## What needs to be done
Copy out the whole listing exactly as given. Skip the pictures.

#### Dataset entries

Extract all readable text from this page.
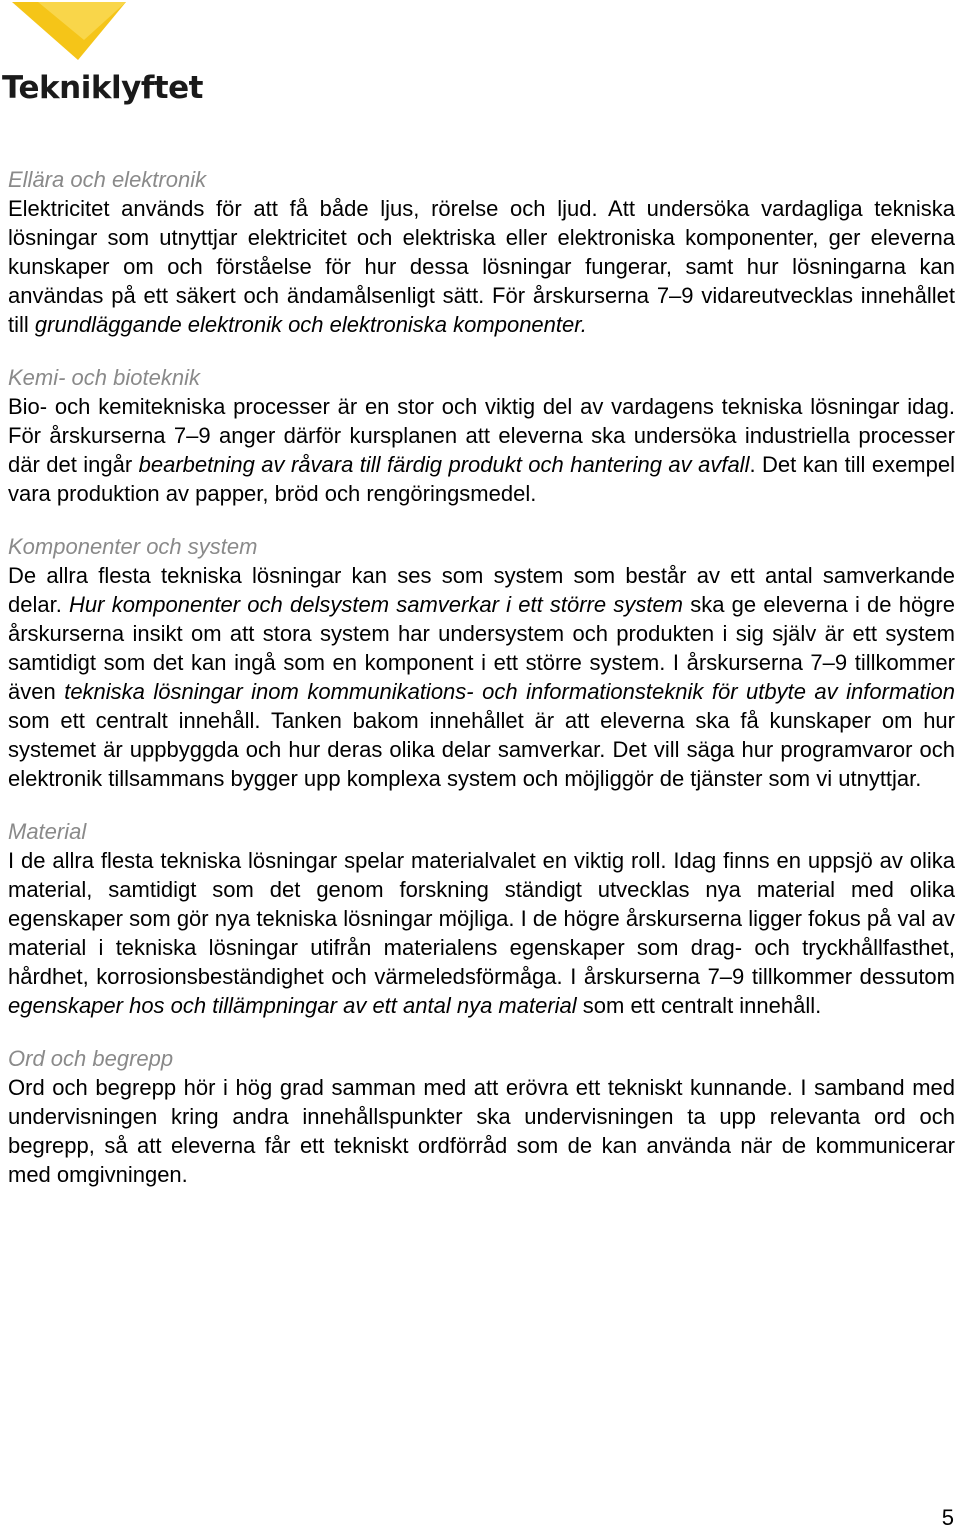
Tekniklyftet

Ellära och elektronik

Elektricitet används för att få både ljus, rörelse och ljud. Att undersöka vardagliga tekniska lösningar som utnyttjar elektricitet och elektriska eller elektroniska komponenter, ger eleverna kunskaper om och förståelse för hur dessa lösningar fungerar, samt hur lösningarna kan användas på ett säkert och ändamålsenligt sätt. För årskurserna 7–9 vidareutvecklas innehållet till grundläggande elektronik och elektroniska komponenter.

Kemi- och bioteknik

Bio- och kemitekniska processer är en stor och viktig del av vardagens tekniska lösningar idag. För årskurserna 7–9 anger därför kursplanen att eleverna ska undersöka industriella processer där det ingår bearbetning av råvara till färdig produkt och hantering av avfall. Det kan till exempel vara produktion av papper, bröd och rengöringsmedel.

Komponenter och system

De allra flesta tekniska lösningar kan ses som system som består av ett antal samverkande delar. Hur komponenter och delsystem samverkar i ett större system ska ge eleverna i de högre årskurserna insikt om att stora system har undersystem och produkten i sig själv är ett system samtidigt som det kan ingå som en komponent i ett större system. I årskurserna 7–9 tillkommer även tekniska lösningar inom kommunikations- och informationsteknik för utbyte av information som ett centralt innehåll. Tanken bakom innehållet är att eleverna ska få kunskaper om hur systemet är uppbyggda och hur deras olika delar samverkar. Det vill säga hur programvaror och elektronik tillsammans bygger upp komplexa system och möjliggör de tjänster som vi utnyttjar.

Material

I de allra flesta tekniska lösningar spelar materialvalet en viktig roll. Idag finns en uppsjö av olika material, samtidigt som det genom forskning ständigt utvecklas nya material med olika egenskaper som gör nya tekniska lösningar möjliga. I de högre årskurserna ligger fokus på val av material i tekniska lösningar utifrån materialens egenskaper som drag- och tryckhållfasthet, hårdhet, korrosionsbeständighet och värmeledsförmåga. I årskurserna 7–9 tillkommer dessutom egenskaper hos och tillämpningar av ett antal nya material som ett centralt innehåll.

Ord och begrepp

Ord och begrepp hör i hög grad samman med att erövra ett tekniskt kunnande. I samband med undervisningen kring andra innehållspunkter ska undervisningen ta upp relevanta ord och begrepp, så att eleverna får ett tekniskt ordförråd som de kan använda när de kommunicerar med omgivningen.

5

########

## Completed task
Extract all readable text from this page.
Tekniklyftet

Ellära och elektronik

Elektricitet används för att få både ljus, rörelse och ljud. Att undersöka vardagliga tekniska lösningar som utnyttjar elektricitet och elektriska eller elektroniska komponenter, ger eleverna kunskaper om och förståelse för hur dessa lösningar fungerar, samt hur lösningarna kan användas på ett säkert och ändamålsenligt sätt. För årskurserna 7–9 vidareutvecklas innehållet till grundläggande elektronik och elektroniska komponenter.

Kemi- och bioteknik

Bio- och kemitekniska processer är en stor och viktig del av vardagens tekniska lösningar idag. För årskurserna 7–9 anger därför kursplanen att eleverna ska undersöka industriella processer där det ingår bearbetning av råvara till färdig produkt och hantering av avfall. Det kan till exempel vara produktion av papper, bröd och rengöringsmedel.

Komponenter och system

De allra flesta tekniska lösningar kan ses som system som består av ett antal samverkande delar. Hur komponenter och delsystem samverkar i ett större system ska ge eleverna i de högre årskurserna insikt om att stora system har undersystem och produkten i sig själv är ett system samtidigt som det kan ingå som en komponent i ett större system. I årskurserna 7–9 tillkommer även tekniska lösningar inom kommunikations- och informationsteknik för utbyte av information som ett centralt innehåll. Tanken bakom innehållet är att eleverna ska få kunskaper om hur systemet är uppbyggda och hur deras olika delar samverkar. Det vill säga hur programvaror och elektronik tillsammans bygger upp komplexa system och möjliggör de tjänster som vi utnyttjar.

Material

I de allra flesta tekniska lösningar spelar materialvalet en viktig roll. Idag finns en uppsjö av olika material, samtidigt som det genom forskning ständigt utvecklas nya material med olika egenskaper som gör nya tekniska lösningar möjliga. I de högre årskurserna ligger fokus på val av material i tekniska lösningar utifrån materialens egenskaper som drag- och tryckhållfasthet, hårdhet, korrosionsbeständighet och värmeledsförmåga. I årskurserna 7–9 tillkommer dessutom egenskaper hos och tillämpningar av ett antal nya material som ett centralt innehåll.

Ord och begrepp

Ord och begrepp hör i hög grad samman med att erövra ett tekniskt kunnande. I samband med undervisningen kring andra innehållspunkter ska undervisningen ta upp relevanta ord och begrepp, så att eleverna får ett tekniskt ordförråd som de kan använda när de kommunicerar med omgivningen.

5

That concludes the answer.